Dataset records:
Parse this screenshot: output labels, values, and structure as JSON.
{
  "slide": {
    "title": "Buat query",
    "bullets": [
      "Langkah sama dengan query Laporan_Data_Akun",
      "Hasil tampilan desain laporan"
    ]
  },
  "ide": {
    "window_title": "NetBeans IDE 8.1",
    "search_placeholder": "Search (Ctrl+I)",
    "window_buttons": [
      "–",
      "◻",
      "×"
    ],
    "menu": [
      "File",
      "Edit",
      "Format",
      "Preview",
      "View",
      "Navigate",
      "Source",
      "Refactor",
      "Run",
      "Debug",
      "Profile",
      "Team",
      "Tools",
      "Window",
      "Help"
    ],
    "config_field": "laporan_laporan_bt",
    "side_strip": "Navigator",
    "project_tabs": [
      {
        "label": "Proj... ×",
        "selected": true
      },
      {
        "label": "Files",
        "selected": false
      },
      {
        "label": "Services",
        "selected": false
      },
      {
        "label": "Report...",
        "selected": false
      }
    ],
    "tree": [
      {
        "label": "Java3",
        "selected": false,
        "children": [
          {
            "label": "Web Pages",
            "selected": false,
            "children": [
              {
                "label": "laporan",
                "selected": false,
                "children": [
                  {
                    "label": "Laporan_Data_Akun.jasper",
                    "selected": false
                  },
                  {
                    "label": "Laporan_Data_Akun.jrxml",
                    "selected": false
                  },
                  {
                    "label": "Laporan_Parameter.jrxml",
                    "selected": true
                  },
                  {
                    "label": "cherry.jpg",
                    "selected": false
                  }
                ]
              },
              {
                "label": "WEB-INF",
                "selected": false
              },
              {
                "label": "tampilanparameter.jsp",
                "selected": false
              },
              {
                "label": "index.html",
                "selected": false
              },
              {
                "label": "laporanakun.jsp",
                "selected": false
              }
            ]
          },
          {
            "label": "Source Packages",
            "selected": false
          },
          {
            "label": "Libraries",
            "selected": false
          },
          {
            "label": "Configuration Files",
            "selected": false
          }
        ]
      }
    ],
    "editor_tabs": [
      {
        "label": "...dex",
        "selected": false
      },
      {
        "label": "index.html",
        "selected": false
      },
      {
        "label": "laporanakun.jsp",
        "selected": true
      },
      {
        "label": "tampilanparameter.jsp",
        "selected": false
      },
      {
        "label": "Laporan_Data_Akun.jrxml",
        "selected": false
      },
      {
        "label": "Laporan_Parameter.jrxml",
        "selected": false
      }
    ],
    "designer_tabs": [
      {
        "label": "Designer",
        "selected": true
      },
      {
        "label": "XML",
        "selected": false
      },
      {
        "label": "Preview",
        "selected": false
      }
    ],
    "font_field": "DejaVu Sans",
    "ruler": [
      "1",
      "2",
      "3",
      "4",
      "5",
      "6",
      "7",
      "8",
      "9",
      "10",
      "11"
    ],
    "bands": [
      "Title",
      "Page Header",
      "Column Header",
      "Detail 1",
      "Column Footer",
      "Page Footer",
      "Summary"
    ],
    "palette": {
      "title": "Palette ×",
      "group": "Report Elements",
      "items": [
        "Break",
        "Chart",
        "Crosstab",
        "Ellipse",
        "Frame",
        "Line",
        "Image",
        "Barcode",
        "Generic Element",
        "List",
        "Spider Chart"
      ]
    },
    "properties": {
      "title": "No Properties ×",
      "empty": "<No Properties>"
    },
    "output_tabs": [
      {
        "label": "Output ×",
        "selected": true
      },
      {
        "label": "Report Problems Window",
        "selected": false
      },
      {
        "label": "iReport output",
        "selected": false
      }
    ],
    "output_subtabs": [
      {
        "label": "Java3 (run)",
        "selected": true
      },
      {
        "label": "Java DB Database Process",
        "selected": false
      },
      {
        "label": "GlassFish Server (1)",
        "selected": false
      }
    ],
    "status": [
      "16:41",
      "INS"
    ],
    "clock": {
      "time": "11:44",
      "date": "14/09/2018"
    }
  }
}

What you need to do: Print the whole listing again, exactly.

Output below:
Parse this screenshot: output labels, values, and structure as JSON.
{
  "slide": {
    "title": "Buat query",
    "bullets": [
      "Langkah sama dengan query Laporan_Data_Akun",
      "Hasil tampilan desain laporan"
    ]
  },
  "ide": {
    "window_title": "NetBeans IDE 8.1",
    "search_placeholder": "Search (Ctrl+I)",
    "window_buttons": [
      "–",
      "◻",
      "×"
    ],
    "menu": [
      "File",
      "Edit",
      "Format",
      "Preview",
      "View",
      "Navigate",
      "Source",
      "Refactor",
      "Run",
      "Debug",
      "Profile",
      "Team",
      "Tools",
      "Window",
      "Help"
    ],
    "config_field": "laporan_laporan_bt",
    "side_strip": "Navigator",
    "project_tabs": [
      {
        "label": "Proj... ×",
        "selected": true
      },
      {
        "label": "Files",
        "selected": false
      },
      {
        "label": "Services",
        "selected": false
      },
      {
        "label": "Report...",
        "selected": false
      }
    ],
    "tree": [
      {
        "label": "Java3",
        "selected": false,
        "children": [
          {
            "label": "Web Pages",
            "selected": false,
            "children": [
              {
                "label": "laporan",
                "selected": false,
                "children": [
                  {
                    "label": "Laporan_Data_Akun.jasper",
                    "selected": false
                  },
                  {
                    "label": "Laporan_Data_Akun.jrxml",
                    "selected": false
                  },
                  {
                    "label": "Laporan_Parameter.jrxml",
                    "selected": true
                  },
                  {
                    "label": "cherry.jpg",
                    "selected": false
                  }
                ]
              },
              {
                "label": "WEB-INF",
                "selected": false
              },
              {
                "label": "tampilanparameter.jsp",
                "selected": false
              },
              {
                "label": "index.html",
                "selected": false
              },
              {
                "label": "laporanakun.jsp",
                "selected": false
              }
            ]
          },
          {
            "label": "Source Packages",
            "selected": false
          },
          {
            "label": "Libraries",
            "selected": false
          },
          {
            "label": "Configuration Files",
            "selected": false
          }
        ]
      }
    ],
    "editor_tabs": [
      {
        "label": "...dex",
        "selected": false
      },
      {
        "label": "index.html",
        "selected": false
      },
      {
        "label": "laporanakun.jsp",
        "selected": true
      },
      {
        "label": "tampilanparameter.jsp",
        "selected": false
      },
      {
        "label": "Laporan_Data_Akun.jrxml",
        "selected": false
      },
      {
        "label": "Laporan_Parameter.jrxml",
        "selected": false
      }
    ],
    "designer_tabs": [
      {
        "label": "Designer",
        "selected": true
      },
      {
        "label": "XML",
        "selected": false
      },
      {
        "label": "Preview",
        "selected": false
      }
    ],
    "font_field": "DejaVu Sans",
    "ruler": [
      "1",
      "2",
      "3",
      "4",
      "5",
      "6",
      "7",
      "8",
      "9",
      "10",
      "11"
    ],
    "bands": [
      "Title",
      "Page Header",
      "Column Header",
      "Detail 1",
      "Column Footer",
      "Page Footer",
      "Summary"
    ],
    "palette": {
      "title": "Palette ×",
      "group": "Report Elements",
      "items": [
        "Break",
        "Chart",
        "Crosstab",
        "Ellipse",
        "Frame",
        "Line",
        "Image",
        "Barcode",
        "Generic Element",
        "List",
        "Spider Chart"
      ]
    },
    "properties": {
      "title": "No Properties ×",
      "empty": "<No Properties>"
    },
    "output_tabs": [
      {
        "label": "Output ×",
        "selected": true
      },
      {
        "label": "Report Problems Window",
        "selected": false
      },
      {
        "label": "iReport output",
        "selected": false
      }
    ],
    "output_subtabs": [
      {
        "label": "Java3 (run)",
        "selected": true
      },
      {
        "label": "Java DB Database Process",
        "selected": false
      },
      {
        "label": "GlassFish Server (1)",
        "selected": false
      }
    ],
    "status": [
      "16:41",
      "INS"
    ],
    "clock": {
      "time": "11:44",
      "date": "14/09/2018"
    }
  }
}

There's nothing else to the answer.